◆ WHAT YOU NEED TO DO
Retype the material word for word.

====================

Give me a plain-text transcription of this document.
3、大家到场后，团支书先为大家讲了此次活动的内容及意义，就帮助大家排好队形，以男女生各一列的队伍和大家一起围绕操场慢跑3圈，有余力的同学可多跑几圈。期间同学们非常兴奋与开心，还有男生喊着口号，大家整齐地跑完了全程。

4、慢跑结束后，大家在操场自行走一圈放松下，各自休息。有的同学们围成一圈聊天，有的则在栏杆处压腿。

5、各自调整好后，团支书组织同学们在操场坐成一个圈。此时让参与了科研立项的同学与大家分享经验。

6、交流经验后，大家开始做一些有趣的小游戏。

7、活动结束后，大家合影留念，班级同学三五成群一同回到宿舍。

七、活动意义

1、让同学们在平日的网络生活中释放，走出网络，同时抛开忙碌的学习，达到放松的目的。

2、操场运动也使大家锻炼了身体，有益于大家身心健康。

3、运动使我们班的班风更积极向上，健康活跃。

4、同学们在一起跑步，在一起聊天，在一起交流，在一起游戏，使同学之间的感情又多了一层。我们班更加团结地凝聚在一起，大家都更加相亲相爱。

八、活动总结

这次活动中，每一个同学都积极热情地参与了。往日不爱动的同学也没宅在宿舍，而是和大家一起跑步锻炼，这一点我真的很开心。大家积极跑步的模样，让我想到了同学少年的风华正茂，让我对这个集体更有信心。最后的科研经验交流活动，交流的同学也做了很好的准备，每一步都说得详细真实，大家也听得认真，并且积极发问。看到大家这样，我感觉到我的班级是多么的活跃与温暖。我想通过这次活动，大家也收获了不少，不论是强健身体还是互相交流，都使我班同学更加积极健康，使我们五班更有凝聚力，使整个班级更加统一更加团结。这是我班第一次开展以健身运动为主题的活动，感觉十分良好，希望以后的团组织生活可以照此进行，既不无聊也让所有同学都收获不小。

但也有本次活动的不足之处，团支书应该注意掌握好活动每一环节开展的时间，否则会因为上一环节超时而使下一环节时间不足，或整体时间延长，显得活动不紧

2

====================

◆ OUTPUT OF THE EXERCISE
Give me a plain-text transcription of this document.
3、大家到场后，团支书先为大家讲了此次活动的内容及意义，就帮助大家排好队形，以男女生各一列的队伍和大家一起围绕操场慢跑3圈，有余力的同学可多跑几圈。期间同学们非常兴奋与开心，还有男生喊着口号，大家整齐地跑完了全程。

4、慢跑结束后，大家在操场自行走一圈放松下，各自休息。有的同学们围成一圈聊天，有的则在栏杆处压腿。

5、各自调整好后，团支书组织同学们在操场坐成一个圈。此时让参与了科研立项的同学与大家分享经验。

6、交流经验后，大家开始做一些有趣的小游戏。

7、活动结束后，大家合影留念，班级同学三五成群一同回到宿舍。

七、活动意义

1、让同学们在平日的网络生活中释放，走出网络，同时抛开忙碌的学习，达到放松的目的。

2、操场运动也使大家锻炼了身体，有益于大家身心健康。

3、运动使我们班的班风更积极向上，健康活跃。

4、同学们在一起跑步，在一起聊天，在一起交流，在一起游戏，使同学之间的感情又多了一层。我们班更加团结地凝聚在一起，大家都更加相亲相爱。

八、活动总结

这次活动中，每一个同学都积极热情地参与了。往日不爱动的同学也没宅在宿舍，而是和大家一起跑步锻炼，这一点我真的很开心。大家积极跑步的模样，让我想到了同学少年的风华正茂，让我对这个集体更有信心。最后的科研经验交流活动，交流的同学也做了很好的准备，每一步都说得详细真实，大家也听得认真，并且积极发问。看到大家这样，我感觉到我的班级是多么的活跃与温暖。我想通过这次活动，大家也收获了不少，不论是强健身体还是互相交流，都使我班同学更加积极健康，使我们五班更有凝聚力，使整个班级更加统一更加团结。这是我班第一次开展以健身运动为主题的活动，感觉十分良好，希望以后的团组织生活可以照此进行，既不无聊也让所有同学都收获不小。

但也有本次活动的不足之处，团支书应该注意掌握好活动每一环节开展的时间，否则会因为上一环节超时而使下一环节时间不足，或整体时间延长，显得活动不紧

2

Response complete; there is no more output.